• [Objective]: Every entry below must be repeated exactly; skip the pictures.

================

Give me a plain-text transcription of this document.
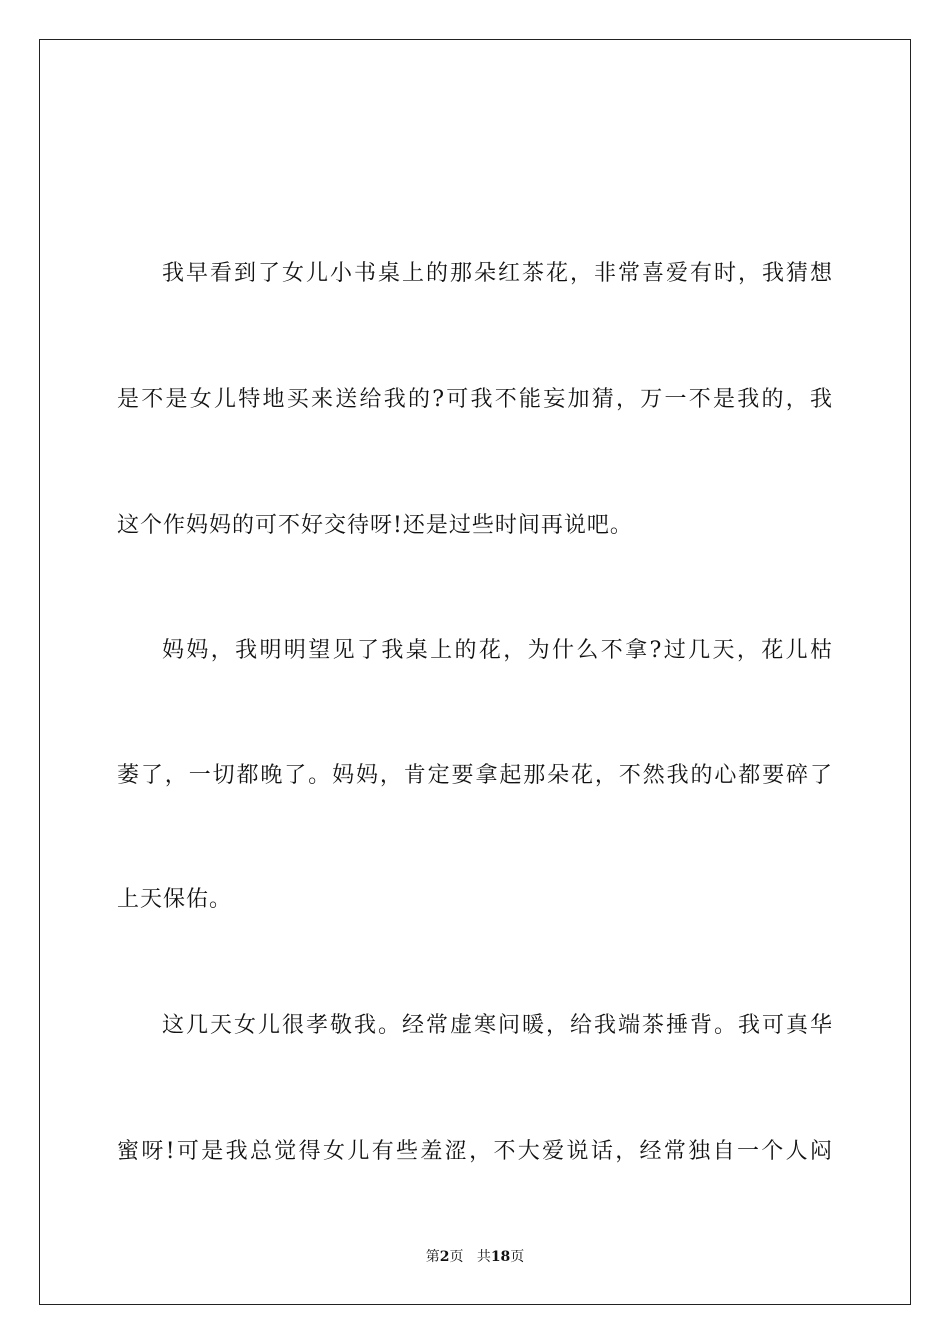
我早看到了女儿小书桌上的那朵红茶花，非常喜爱有时，我猜想
是不是女儿特地买来送给我的?可我不能妄加猜，万一不是我的，我
这个作妈妈的可不好交待呀!还是过些时间再说吧。
妈妈，我明明望见了我桌上的花，为什么不拿?过几天，花儿枯
萎了，一切都晚了。妈妈，肯定要拿起那朵花，不然我的心都要碎了
上天保佑。
这几天女儿很孝敬我。经常虚寒问暖，给我端茶捶背。我可真华
蜜呀!可是我总觉得女儿有些羞涩，不大爱说话，经常独自一个人闷
第2页 共18页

================

• [Output below]:
Give me a plain-text transcription of this document.
我早看到了女儿小书桌上的那朵红茶花，非常喜爱有时，我猜想
是不是女儿特地买来送给我的?可我不能妄加猜，万一不是我的，我
这个作妈妈的可不好交待呀!还是过些时间再说吧。
妈妈，我明明望见了我桌上的花，为什么不拿?过几天，花儿枯
萎了，一切都晚了。妈妈，肯定要拿起那朵花，不然我的心都要碎了
上天保佑。
这几天女儿很孝敬我。经常虚寒问暖，给我端茶捶背。我可真华
蜜呀!可是我总觉得女儿有些羞涩，不大爱说话，经常独自一个人闷
第2页 共18页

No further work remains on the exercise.